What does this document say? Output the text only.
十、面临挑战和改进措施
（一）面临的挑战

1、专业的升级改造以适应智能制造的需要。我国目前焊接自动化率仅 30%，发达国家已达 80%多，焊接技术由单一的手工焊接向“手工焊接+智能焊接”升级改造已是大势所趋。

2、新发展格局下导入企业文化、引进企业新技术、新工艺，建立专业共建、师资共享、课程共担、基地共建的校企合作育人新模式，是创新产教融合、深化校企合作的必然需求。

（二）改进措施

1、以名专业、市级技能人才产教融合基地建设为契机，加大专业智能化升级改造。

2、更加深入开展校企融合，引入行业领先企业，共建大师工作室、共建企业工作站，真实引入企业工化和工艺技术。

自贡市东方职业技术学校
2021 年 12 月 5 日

────────────────────

Give every line of the material again, exactly as it reads.

### RESPONSE TO THE TASK
What does this document say? Output the text only.
十、面临挑战和改进措施
（一）面临的挑战

1、专业的升级改造以适应智能制造的需要。我国目前焊接自动化率仅 30%，发达国家已达 80%多，焊接技术由单一的手工焊接向“手工焊接+智能焊接”升级改造已是大势所趋。

2、新发展格局下导入企业文化、引进企业新技术、新工艺，建立专业共建、师资共享、课程共担、基地共建的校企合作育人新模式，是创新产教融合、深化校企合作的必然需求。

（二）改进措施

1、以名专业、市级技能人才产教融合基地建设为契机，加大专业智能化升级改造。

2、更加深入开展校企融合，引入行业领先企业，共建大师工作室、共建企业工作站，真实引入企业工化和工艺技术。

自贡市东方职业技术学校
2021 年 12 月 5 日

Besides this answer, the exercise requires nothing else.